Short exercise :: Go through the entries below and collect each line with the string "this" in it.

-*-

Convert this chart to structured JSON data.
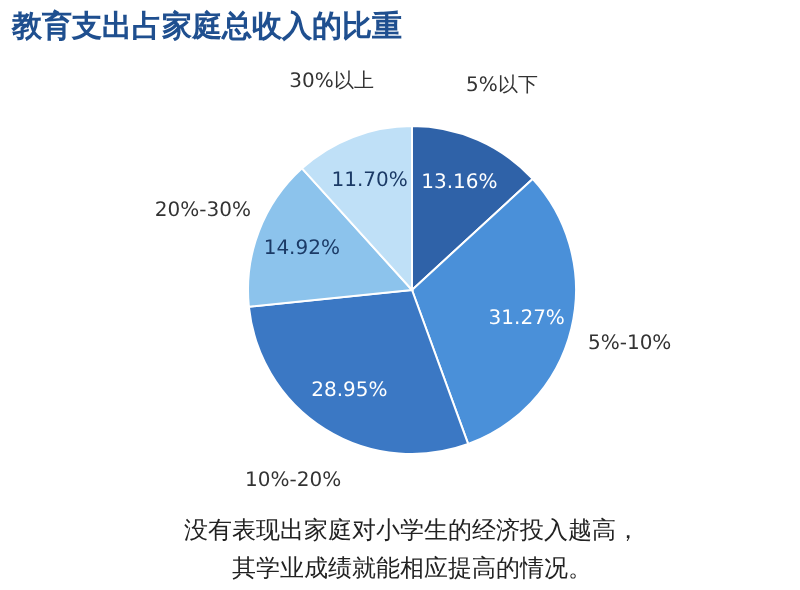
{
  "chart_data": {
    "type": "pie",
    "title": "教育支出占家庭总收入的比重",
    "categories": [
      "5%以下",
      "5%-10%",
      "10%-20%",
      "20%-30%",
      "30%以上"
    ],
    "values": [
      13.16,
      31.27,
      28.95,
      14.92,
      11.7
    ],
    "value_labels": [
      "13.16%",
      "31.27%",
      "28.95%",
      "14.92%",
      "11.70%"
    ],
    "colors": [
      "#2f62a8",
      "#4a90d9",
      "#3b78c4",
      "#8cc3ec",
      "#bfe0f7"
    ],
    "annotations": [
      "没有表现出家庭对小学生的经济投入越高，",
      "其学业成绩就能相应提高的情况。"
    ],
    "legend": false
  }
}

-*-

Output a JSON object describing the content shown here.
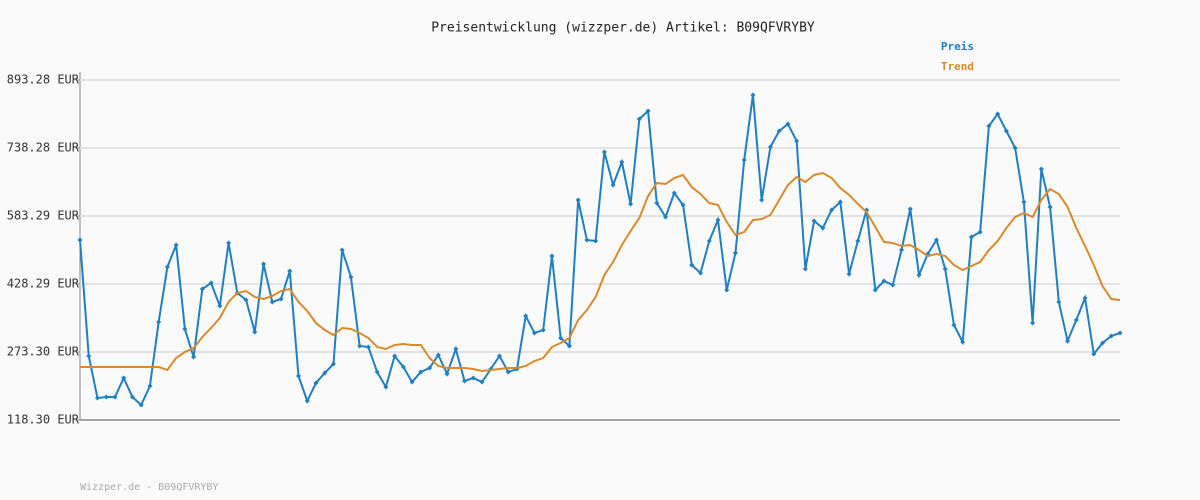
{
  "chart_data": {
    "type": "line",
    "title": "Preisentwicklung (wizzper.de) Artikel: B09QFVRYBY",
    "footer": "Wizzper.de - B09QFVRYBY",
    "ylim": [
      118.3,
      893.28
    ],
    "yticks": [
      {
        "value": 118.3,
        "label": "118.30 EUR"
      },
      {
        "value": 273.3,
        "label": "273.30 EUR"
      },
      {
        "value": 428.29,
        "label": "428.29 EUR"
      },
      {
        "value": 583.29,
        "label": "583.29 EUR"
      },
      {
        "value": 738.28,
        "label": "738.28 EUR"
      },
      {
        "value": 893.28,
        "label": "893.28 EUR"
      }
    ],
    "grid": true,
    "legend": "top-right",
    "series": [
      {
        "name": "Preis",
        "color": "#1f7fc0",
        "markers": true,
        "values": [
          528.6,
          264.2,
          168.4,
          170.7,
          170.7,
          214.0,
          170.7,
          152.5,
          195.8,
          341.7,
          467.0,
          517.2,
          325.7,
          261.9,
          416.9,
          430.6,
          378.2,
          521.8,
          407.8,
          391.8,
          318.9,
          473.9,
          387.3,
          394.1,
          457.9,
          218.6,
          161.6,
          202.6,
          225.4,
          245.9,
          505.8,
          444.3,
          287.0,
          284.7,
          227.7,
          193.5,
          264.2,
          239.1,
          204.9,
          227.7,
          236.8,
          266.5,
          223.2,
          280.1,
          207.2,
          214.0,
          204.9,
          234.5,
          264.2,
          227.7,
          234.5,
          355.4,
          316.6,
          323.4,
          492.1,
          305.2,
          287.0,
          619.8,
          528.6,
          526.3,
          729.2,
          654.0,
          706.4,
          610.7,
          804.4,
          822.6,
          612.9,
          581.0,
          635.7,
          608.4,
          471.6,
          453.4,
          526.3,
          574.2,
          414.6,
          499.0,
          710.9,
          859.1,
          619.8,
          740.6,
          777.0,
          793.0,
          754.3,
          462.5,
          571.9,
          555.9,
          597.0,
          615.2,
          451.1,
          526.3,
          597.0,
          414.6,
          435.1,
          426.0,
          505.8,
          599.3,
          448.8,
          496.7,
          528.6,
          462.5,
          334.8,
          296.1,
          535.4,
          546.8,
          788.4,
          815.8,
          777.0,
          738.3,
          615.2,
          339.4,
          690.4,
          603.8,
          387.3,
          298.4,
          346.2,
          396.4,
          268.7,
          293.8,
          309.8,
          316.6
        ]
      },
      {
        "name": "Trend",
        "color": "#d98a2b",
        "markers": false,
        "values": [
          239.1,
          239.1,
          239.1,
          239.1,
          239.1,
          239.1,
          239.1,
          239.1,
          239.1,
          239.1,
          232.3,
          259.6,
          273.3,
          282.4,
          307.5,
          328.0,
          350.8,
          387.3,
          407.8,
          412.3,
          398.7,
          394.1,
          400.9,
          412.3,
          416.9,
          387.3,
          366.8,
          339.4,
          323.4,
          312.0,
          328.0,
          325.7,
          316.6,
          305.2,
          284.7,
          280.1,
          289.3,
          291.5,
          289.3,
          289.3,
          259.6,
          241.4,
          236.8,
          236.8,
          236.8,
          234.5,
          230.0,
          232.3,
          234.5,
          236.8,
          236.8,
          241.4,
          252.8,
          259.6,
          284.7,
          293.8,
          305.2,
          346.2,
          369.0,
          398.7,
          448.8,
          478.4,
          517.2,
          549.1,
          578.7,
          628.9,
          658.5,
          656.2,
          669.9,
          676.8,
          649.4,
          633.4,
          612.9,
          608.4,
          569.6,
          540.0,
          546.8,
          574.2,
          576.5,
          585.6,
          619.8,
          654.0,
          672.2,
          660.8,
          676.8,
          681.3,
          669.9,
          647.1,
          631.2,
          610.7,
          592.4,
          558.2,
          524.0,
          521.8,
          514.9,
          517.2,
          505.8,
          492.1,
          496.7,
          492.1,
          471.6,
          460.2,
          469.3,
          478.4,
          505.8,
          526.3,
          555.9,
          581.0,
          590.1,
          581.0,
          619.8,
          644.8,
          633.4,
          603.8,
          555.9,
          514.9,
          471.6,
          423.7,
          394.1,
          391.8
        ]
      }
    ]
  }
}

-*-

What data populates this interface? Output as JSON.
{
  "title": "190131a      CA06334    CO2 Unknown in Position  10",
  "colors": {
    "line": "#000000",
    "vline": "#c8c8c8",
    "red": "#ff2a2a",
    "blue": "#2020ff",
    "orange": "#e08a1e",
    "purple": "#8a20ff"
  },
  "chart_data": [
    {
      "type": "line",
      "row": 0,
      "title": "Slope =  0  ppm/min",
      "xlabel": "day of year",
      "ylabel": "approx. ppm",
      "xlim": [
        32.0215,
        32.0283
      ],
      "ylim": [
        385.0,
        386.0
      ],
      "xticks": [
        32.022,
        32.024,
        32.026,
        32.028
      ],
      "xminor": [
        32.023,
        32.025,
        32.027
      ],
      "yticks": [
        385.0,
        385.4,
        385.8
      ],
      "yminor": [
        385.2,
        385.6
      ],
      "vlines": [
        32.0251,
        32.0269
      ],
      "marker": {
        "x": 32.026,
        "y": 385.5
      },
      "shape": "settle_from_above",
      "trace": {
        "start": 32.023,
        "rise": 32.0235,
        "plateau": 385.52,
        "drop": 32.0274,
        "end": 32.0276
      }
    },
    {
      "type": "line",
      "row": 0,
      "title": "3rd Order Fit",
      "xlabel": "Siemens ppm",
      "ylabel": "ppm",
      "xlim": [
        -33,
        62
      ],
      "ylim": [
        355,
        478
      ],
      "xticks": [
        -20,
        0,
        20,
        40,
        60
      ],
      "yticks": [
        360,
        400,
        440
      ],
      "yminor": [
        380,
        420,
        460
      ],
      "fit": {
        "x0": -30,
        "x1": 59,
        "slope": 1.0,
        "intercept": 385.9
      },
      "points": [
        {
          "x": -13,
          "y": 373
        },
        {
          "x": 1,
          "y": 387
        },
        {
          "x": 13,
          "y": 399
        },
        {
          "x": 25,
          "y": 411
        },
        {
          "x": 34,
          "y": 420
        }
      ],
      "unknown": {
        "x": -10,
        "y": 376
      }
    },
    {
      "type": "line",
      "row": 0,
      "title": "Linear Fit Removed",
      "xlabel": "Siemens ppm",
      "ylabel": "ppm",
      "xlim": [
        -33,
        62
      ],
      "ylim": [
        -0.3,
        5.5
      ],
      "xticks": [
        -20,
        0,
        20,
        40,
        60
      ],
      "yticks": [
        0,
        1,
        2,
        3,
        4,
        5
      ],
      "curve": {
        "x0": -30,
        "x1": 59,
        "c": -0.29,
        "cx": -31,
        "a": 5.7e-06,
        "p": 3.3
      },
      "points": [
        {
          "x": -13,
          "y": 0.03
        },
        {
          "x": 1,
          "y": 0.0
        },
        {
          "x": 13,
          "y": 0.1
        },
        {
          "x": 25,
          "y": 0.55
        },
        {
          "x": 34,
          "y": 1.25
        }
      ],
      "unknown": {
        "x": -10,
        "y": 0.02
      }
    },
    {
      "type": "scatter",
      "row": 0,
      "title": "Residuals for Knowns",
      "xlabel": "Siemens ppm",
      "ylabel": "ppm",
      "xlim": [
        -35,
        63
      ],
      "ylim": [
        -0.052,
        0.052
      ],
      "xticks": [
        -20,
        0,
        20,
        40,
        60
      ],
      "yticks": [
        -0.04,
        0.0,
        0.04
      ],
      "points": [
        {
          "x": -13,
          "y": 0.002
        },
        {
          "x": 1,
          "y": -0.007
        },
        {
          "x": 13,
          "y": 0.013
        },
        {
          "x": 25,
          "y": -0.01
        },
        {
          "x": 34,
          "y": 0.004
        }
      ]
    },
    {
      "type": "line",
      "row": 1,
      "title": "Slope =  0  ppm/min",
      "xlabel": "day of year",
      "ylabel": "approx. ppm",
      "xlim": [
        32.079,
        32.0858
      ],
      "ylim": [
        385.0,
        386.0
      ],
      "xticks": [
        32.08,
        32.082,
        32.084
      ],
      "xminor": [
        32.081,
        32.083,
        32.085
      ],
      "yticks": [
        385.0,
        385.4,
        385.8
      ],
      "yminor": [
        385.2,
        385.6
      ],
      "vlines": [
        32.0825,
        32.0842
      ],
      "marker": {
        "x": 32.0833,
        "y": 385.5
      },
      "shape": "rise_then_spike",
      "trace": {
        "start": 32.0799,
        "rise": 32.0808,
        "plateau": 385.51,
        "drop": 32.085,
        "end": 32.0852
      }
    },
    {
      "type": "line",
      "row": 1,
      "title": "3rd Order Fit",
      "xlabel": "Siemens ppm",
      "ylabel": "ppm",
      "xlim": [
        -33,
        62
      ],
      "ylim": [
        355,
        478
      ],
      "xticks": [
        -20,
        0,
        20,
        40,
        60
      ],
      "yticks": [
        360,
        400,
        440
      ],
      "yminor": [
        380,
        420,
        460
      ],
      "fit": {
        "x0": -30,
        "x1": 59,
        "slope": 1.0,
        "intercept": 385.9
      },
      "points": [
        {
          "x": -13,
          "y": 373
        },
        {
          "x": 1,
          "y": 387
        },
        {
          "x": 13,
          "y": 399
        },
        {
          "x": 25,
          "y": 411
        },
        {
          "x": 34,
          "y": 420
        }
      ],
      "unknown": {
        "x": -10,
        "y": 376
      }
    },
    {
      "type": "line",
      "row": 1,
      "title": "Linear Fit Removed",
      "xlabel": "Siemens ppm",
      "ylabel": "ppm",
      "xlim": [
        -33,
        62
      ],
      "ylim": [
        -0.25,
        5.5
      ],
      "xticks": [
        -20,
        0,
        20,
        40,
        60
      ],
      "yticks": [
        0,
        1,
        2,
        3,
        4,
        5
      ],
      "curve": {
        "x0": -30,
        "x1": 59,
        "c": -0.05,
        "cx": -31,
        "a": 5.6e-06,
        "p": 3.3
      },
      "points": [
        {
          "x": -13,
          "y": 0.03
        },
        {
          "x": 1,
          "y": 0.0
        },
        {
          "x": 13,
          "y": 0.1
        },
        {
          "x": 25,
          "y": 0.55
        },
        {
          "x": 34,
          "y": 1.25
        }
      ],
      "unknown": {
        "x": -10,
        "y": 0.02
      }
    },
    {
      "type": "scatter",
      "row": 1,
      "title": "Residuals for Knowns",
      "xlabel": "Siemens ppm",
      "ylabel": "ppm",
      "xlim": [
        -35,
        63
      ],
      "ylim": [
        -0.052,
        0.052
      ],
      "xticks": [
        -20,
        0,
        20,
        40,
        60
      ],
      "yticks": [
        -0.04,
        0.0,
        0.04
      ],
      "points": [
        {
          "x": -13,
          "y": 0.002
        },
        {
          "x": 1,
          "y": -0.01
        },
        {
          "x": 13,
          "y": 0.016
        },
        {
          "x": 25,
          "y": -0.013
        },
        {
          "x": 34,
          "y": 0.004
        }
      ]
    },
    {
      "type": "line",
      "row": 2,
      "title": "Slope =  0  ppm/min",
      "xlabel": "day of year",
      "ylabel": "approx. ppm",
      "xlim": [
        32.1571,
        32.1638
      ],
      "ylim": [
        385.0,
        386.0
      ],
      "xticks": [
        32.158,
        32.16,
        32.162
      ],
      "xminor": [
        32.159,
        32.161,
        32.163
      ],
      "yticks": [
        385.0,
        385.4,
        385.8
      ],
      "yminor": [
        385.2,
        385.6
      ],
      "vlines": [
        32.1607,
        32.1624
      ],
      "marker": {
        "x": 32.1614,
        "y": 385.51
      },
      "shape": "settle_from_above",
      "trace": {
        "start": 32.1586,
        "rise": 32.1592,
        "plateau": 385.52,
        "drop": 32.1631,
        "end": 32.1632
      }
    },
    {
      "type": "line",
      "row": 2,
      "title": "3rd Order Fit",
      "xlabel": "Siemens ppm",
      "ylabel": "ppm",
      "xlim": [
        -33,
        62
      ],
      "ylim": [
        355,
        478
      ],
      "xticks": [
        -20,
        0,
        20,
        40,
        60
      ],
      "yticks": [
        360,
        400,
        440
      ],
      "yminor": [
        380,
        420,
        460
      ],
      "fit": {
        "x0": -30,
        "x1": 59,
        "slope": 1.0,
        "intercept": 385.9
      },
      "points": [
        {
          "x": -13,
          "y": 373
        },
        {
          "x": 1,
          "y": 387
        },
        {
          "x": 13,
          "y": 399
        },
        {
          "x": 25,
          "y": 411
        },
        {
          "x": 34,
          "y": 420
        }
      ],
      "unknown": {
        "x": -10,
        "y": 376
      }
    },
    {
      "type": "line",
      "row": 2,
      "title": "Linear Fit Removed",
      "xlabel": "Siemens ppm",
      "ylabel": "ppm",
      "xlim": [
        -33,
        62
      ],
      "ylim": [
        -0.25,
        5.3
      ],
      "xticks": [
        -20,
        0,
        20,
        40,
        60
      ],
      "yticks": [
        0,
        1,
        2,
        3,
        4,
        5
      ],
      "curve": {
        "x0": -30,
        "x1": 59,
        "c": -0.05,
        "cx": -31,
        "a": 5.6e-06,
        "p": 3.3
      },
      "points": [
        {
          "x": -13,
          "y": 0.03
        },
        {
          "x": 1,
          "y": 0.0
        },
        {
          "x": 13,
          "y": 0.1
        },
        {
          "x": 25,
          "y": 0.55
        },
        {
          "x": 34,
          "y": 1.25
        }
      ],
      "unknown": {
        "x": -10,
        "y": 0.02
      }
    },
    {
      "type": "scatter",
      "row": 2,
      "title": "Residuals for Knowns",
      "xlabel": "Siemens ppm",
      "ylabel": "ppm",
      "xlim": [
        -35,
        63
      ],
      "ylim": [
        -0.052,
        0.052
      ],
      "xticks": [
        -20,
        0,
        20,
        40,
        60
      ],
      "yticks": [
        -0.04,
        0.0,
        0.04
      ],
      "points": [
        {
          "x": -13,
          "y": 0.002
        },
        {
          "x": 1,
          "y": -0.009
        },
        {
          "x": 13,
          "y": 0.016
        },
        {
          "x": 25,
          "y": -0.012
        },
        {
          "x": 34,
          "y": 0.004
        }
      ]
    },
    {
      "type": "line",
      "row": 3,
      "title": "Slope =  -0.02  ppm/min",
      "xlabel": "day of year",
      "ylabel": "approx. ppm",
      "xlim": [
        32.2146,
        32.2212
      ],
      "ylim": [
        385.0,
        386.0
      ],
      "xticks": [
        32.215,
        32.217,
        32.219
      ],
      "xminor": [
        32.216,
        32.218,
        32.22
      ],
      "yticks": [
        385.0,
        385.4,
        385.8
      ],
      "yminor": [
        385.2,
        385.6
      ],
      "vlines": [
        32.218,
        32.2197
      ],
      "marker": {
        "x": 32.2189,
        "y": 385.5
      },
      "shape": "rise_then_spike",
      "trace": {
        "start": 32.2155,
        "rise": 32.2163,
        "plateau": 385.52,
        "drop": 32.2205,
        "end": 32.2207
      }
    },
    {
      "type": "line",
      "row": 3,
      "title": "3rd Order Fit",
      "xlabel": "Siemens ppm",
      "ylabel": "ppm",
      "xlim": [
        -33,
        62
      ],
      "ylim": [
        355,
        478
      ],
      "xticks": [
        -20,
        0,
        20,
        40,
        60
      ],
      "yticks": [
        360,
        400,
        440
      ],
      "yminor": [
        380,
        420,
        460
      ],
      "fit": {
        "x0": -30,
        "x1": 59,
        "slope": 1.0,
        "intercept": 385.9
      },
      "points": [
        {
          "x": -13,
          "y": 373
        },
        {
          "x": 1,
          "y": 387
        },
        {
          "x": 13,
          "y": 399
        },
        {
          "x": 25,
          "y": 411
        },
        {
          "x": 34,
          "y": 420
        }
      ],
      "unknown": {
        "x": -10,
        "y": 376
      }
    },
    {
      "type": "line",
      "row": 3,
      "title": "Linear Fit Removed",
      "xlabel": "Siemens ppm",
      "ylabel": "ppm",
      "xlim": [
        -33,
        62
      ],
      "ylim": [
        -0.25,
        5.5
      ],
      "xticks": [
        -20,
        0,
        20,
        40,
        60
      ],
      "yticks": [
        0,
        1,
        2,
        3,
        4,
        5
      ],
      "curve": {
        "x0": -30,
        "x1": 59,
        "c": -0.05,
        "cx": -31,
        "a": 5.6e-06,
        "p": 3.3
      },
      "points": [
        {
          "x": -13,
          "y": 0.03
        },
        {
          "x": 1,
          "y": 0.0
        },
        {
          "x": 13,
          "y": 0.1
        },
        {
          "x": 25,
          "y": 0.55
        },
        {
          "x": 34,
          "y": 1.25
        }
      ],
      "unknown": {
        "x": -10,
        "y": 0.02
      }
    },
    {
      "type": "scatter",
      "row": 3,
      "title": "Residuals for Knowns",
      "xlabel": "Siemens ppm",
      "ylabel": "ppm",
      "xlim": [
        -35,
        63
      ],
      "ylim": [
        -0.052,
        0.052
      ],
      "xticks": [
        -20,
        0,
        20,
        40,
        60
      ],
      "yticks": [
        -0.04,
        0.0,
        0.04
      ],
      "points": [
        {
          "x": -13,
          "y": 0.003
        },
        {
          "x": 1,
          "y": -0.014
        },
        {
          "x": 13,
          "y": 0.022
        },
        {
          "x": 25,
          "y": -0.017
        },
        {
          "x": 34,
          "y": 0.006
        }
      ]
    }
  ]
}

-*-

Task result ::
Convert this chart to structured JSON data.
What data populates this interface? Output as JSON.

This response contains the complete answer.